- **Work to do**: Reproduce the listing exactly and skip over any pictures.
## start Data rows
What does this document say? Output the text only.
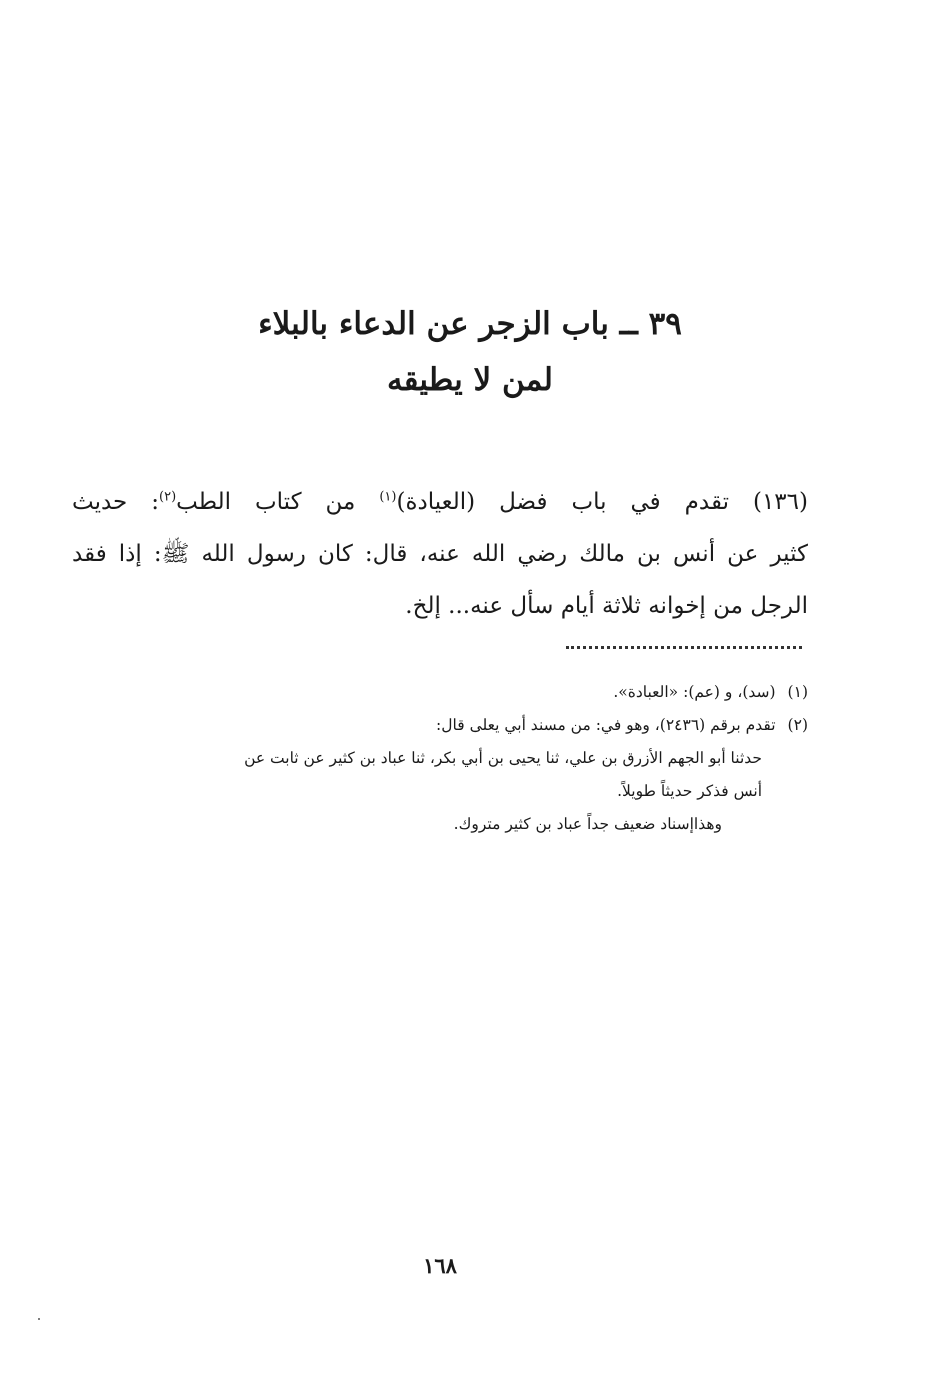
٣٩ ــ باب الزجر عن الدعاء بالبلاء
لمن لا يطيقه
(١٣٦) تقدم في باب فضل (العيادة)$^{(١)}$ من كتاب الطب$^{(٢)}$: حديث
كثير عن أنس بن مالك رضي الله عنه، قال: كان رسول الله ﷺ: إذا فقد
الرجل من إخوانه ثلاثة أيام سأل عنه... إلخ.
(١)(سد)، و (عم): «العبادة».
(٢)تقدم برقم (٢٤٣٦)، وهو في: من مسند أبي يعلى قال:
حدثنا أبو الجهم الأزرق بن علي، ثنا يحيى بن أبي بكر، ثنا عباد بن كثير عن ثابت عن
أنس فذكر حديثاً طويلاً.
وهذاإسناد ضعيف جداً عباد بن كثير متروك.
١٦٨
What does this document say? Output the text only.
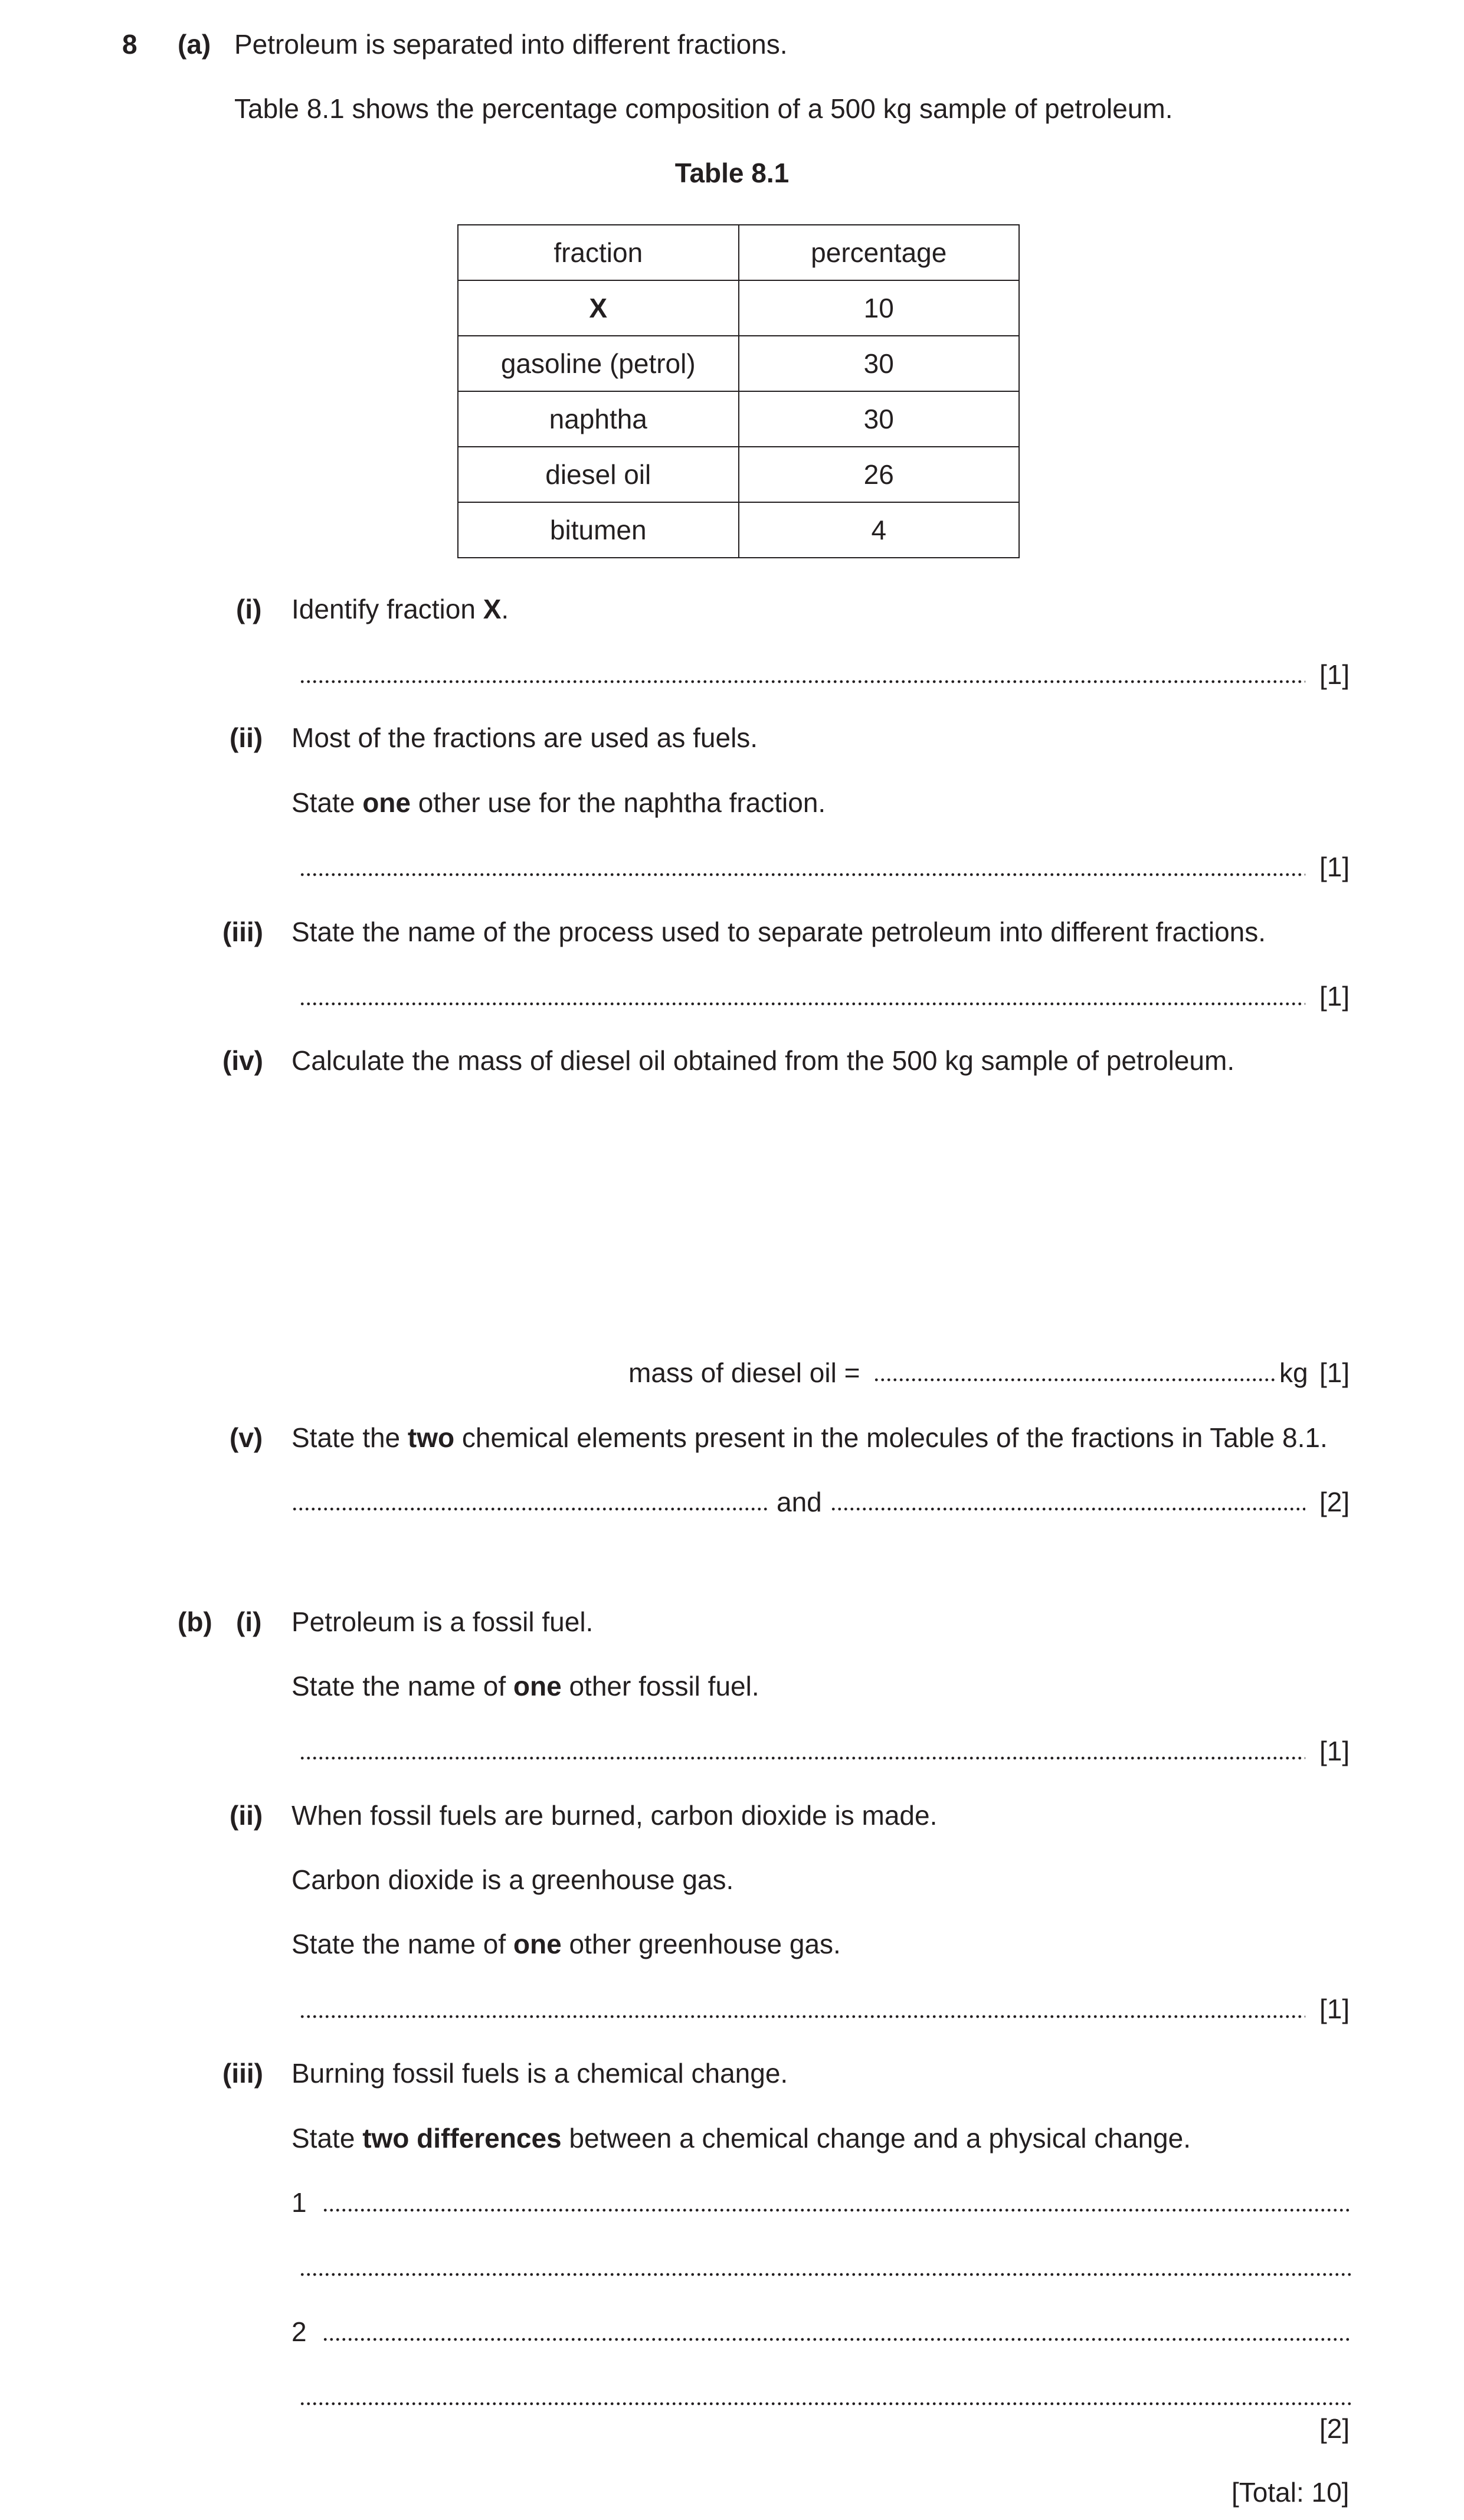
8 (a) Petroleum is separated into different fractions.
Table 8.1 shows the percentage composition of a 500 kg sample of petroleum.
Table 8.1
fraction	percentage
X	10
gasoline (petrol)	30
naphtha	30
diesel oil	26
bitumen	4
(i) Identify fraction X.
[1]
(ii) Most of the fractions are used as fuels.
State one other use for the naphtha fraction.
[1]
(iii) State the name of the process used to separate petroleum into different fractions.
[1]
(iv) Calculate the mass of diesel oil obtained from the 500 kg sample of petroleum.
mass of diesel oil =	kg [1]
(v) State the two chemical elements present in the molecules of the fractions in Table 8.1.
and	[2]
(b) (i) Petroleum is a fossil fuel.
State the name of one other fossil fuel.
[1]
(ii) When fossil fuels are burned, carbon dioxide is made.
Carbon dioxide is a greenhouse gas.
State the name of one other greenhouse gas.
[1]
(iii) Burning fossil fuels is a chemical change.
State two differences between a chemical change and a physical change.
1
2
[2]
[Total: 10]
## end Data rows
- **Answer to the task**:
What does this document say? Output the text only.
٣٩ ــ باب الزجر عن الدعاء بالبلاء
لمن لا يطيقه
(١٣٦) تقدم في باب فضل (العيادة)$^{(١)}$ من كتاب الطب$^{(٢)}$: حديث
كثير عن أنس بن مالك رضي الله عنه، قال: كان رسول الله ﷺ: إذا فقد
الرجل من إخوانه ثلاثة أيام سأل عنه... إلخ.
(١)(سد)، و (عم): «العبادة».
(٢)تقدم برقم (٢٤٣٦)، وهو في: من مسند أبي يعلى قال:
حدثنا أبو الجهم الأزرق بن علي، ثنا يحيى بن أبي بكر، ثنا عباد بن كثير عن ثابت عن
أنس فذكر حديثاً طويلاً.
وهذاإسناد ضعيف جداً عباد بن كثير متروك.
١٦٨
What does this document say? Output the text only.
8 (a) Petroleum is separated into different fractions.
Table 8.1 shows the percentage composition of a 500 kg sample of petroleum.
Table 8.1
fraction	percentage
X	10
gasoline (petrol)	30
naphtha	30
diesel oil	26
bitumen	4
(i) Identify fraction X.
[1]
(ii) Most of the fractions are used as fuels.
State one other use for the naphtha fraction.
[1]
(iii) State the name of the process used to separate petroleum into different fractions.
[1]
(iv) Calculate the mass of diesel oil obtained from the 500 kg sample of petroleum.
mass of diesel oil =	kg [1]
(v) State the two chemical elements present in the molecules of the fractions in Table 8.1.
and	[2]
(b) (i) Petroleum is a fossil fuel.
State the name of one other fossil fuel.
[1]
(ii) When fossil fuels are burned, carbon dioxide is made.
Carbon dioxide is a greenhouse gas.
State the name of one other greenhouse gas.
[1]
(iii) Burning fossil fuels is a chemical change.
State two differences between a chemical change and a physical change.
1
2
[2]
[Total: 10]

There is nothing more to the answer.